=== Task prompt ===
Restate, word for word, every line of the data.

Stored data entries:

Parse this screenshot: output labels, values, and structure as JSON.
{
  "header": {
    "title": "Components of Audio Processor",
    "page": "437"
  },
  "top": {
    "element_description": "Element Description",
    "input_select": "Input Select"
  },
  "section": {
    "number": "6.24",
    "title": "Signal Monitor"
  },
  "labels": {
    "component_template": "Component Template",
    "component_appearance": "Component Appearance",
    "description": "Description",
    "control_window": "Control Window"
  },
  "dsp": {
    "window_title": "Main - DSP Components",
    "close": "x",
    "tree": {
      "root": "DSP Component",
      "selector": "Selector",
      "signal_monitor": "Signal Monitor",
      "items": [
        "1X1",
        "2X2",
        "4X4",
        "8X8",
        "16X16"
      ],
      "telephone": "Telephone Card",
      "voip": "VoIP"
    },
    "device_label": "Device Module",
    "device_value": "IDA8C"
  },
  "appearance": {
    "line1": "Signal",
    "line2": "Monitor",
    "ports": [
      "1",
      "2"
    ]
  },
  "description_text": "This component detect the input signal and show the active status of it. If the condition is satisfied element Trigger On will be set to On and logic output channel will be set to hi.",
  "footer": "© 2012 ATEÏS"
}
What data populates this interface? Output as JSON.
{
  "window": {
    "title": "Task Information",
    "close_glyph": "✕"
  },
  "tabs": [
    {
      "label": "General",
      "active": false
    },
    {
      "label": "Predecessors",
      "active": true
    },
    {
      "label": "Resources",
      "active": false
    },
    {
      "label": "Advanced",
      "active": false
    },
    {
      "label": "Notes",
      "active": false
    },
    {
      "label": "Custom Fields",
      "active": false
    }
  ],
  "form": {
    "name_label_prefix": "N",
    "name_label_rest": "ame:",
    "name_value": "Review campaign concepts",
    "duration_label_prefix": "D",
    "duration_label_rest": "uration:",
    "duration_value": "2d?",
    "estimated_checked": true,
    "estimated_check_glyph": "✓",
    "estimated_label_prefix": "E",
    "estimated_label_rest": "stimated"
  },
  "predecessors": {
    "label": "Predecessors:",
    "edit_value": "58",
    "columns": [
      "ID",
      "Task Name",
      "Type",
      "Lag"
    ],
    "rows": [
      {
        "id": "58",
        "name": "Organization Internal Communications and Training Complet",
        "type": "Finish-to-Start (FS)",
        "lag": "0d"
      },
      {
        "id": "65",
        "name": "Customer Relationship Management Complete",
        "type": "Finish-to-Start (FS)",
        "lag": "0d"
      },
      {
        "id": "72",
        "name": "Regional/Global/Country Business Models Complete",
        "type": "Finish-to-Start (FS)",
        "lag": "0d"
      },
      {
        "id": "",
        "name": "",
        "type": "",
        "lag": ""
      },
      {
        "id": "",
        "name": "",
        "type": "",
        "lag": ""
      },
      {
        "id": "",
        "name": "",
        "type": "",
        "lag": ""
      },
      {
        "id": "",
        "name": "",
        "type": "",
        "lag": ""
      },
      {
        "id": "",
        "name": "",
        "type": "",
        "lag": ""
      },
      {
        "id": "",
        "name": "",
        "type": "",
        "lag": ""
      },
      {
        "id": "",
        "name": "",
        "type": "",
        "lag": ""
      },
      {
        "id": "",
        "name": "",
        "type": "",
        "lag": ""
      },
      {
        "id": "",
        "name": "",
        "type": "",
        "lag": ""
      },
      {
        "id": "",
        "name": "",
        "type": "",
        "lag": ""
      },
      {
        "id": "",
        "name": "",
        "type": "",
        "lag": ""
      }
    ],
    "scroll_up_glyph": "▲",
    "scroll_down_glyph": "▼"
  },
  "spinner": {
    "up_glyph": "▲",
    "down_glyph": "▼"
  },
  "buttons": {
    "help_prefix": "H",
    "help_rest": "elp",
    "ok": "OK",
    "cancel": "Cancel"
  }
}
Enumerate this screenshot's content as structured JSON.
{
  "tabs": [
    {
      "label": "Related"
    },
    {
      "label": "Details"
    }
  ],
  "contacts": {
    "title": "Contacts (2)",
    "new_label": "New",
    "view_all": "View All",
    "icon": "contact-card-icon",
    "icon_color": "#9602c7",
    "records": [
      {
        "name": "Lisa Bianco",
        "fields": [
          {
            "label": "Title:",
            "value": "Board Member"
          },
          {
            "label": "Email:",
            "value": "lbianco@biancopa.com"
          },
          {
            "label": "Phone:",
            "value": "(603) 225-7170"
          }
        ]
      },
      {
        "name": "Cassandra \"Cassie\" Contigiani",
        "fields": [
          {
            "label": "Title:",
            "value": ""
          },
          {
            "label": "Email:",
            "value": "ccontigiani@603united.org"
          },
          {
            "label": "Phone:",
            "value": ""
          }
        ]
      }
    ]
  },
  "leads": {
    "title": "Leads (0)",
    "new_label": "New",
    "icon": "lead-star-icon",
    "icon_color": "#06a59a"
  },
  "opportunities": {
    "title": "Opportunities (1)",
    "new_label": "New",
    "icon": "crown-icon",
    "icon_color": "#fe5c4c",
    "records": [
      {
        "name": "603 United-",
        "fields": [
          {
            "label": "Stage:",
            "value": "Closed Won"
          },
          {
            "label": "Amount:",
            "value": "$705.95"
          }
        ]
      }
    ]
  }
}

=== Complete response ===
Parse this screenshot: output labels, values, and structure as JSON.
{
  "header": {
    "title": "Components of Audio Processor",
    "page": "437"
  },
  "top": {
    "element_description": "Element Description",
    "input_select": "Input Select"
  },
  "section": {
    "number": "6.24",
    "title": "Signal Monitor"
  },
  "labels": {
    "component_template": "Component Template",
    "component_appearance": "Component Appearance",
    "description": "Description",
    "control_window": "Control Window"
  },
  "dsp": {
    "window_title": "Main - DSP Components",
    "close": "x",
    "tree": {
      "root": "DSP Component",
      "selector": "Selector",
      "signal_monitor": "Signal Monitor",
      "items": [
        "1X1",
        "2X2",
        "4X4",
        "8X8",
        "16X16"
      ],
      "telephone": "Telephone Card",
      "voip": "VoIP"
    },
    "device_label": "Device Module",
    "device_value": "IDA8C"
  },
  "appearance": {
    "line1": "Signal",
    "line2": "Monitor",
    "ports": [
      "1",
      "2"
    ]
  },
  "description_text": "This component detect the input signal and show the active status of it. If the condition is satisfied element Trigger On will be set to On and logic output channel will be set to hi.",
  "footer": "© 2012 ATEÏS"
}
What data populates this interface? Output as JSON.
{
  "window": {
    "title": "Task Information",
    "close_glyph": "✕"
  },
  "tabs": [
    {
      "label": "General",
      "active": false
    },
    {
      "label": "Predecessors",
      "active": true
    },
    {
      "label": "Resources",
      "active": false
    },
    {
      "label": "Advanced",
      "active": false
    },
    {
      "label": "Notes",
      "active": false
    },
    {
      "label": "Custom Fields",
      "active": false
    }
  ],
  "form": {
    "name_label_prefix": "N",
    "name_label_rest": "ame:",
    "name_value": "Review campaign concepts",
    "duration_label_prefix": "D",
    "duration_label_rest": "uration:",
    "duration_value": "2d?",
    "estimated_checked": true,
    "estimated_check_glyph": "✓",
    "estimated_label_prefix": "E",
    "estimated_label_rest": "stimated"
  },
  "predecessors": {
    "label": "Predecessors:",
    "edit_value": "58",
    "columns": [
      "ID",
      "Task Name",
      "Type",
      "Lag"
    ],
    "rows": [
      {
        "id": "58",
        "name": "Organization Internal Communications and Training Complet",
        "type": "Finish-to-Start (FS)",
        "lag": "0d"
      },
      {
        "id": "65",
        "name": "Customer Relationship Management Complete",
        "type": "Finish-to-Start (FS)",
        "lag": "0d"
      },
      {
        "id": "72",
        "name": "Regional/Global/Country Business Models Complete",
        "type": "Finish-to-Start (FS)",
        "lag": "0d"
      },
      {
        "id": "",
        "name": "",
        "type": "",
        "lag": ""
      },
      {
        "id": "",
        "name": "",
        "type": "",
        "lag": ""
      },
      {
        "id": "",
        "name": "",
        "type": "",
        "lag": ""
      },
      {
        "id": "",
        "name": "",
        "type": "",
        "lag": ""
      },
      {
        "id": "",
        "name": "",
        "type": "",
        "lag": ""
      },
      {
        "id": "",
        "name": "",
        "type": "",
        "lag": ""
      },
      {
        "id": "",
        "name": "",
        "type": "",
        "lag": ""
      },
      {
        "id": "",
        "name": "",
        "type": "",
        "lag": ""
      },
      {
        "id": "",
        "name": "",
        "type": "",
        "lag": ""
      },
      {
        "id": "",
        "name": "",
        "type": "",
        "lag": ""
      },
      {
        "id": "",
        "name": "",
        "type": "",
        "lag": ""
      }
    ],
    "scroll_up_glyph": "▲",
    "scroll_down_glyph": "▼"
  },
  "spinner": {
    "up_glyph": "▲",
    "down_glyph": "▼"
  },
  "buttons": {
    "help_prefix": "H",
    "help_rest": "elp",
    "ok": "OK",
    "cancel": "Cancel"
  }
}
Enumerate this screenshot's content as structured JSON.
{
  "tabs": [
    {
      "label": "Related"
    },
    {
      "label": "Details"
    }
  ],
  "contacts": {
    "title": "Contacts (2)",
    "new_label": "New",
    "view_all": "View All",
    "icon": "contact-card-icon",
    "icon_color": "#9602c7",
    "records": [
      {
        "name": "Lisa Bianco",
        "fields": [
          {
            "label": "Title:",
            "value": "Board Member"
          },
          {
            "label": "Email:",
            "value": "lbianco@biancopa.com"
          },
          {
            "label": "Phone:",
            "value": "(603) 225-7170"
          }
        ]
      },
      {
        "name": "Cassandra \"Cassie\" Contigiani",
        "fields": [
          {
            "label": "Title:",
            "value": ""
          },
          {
            "label": "Email:",
            "value": "ccontigiani@603united.org"
          },
          {
            "label": "Phone:",
            "value": ""
          }
        ]
      }
    ]
  },
  "leads": {
    "title": "Leads (0)",
    "new_label": "New",
    "icon": "lead-star-icon",
    "icon_color": "#06a59a"
  },
  "opportunities": {
    "title": "Opportunities (1)",
    "new_label": "New",
    "icon": "crown-icon",
    "icon_color": "#fe5c4c",
    "records": [
      {
        "name": "603 United-",
        "fields": [
          {
            "label": "Stage:",
            "value": "Closed Won"
          },
          {
            "label": "Amount:",
            "value": "$705.95"
          }
        ]
      }
    ]
  }
}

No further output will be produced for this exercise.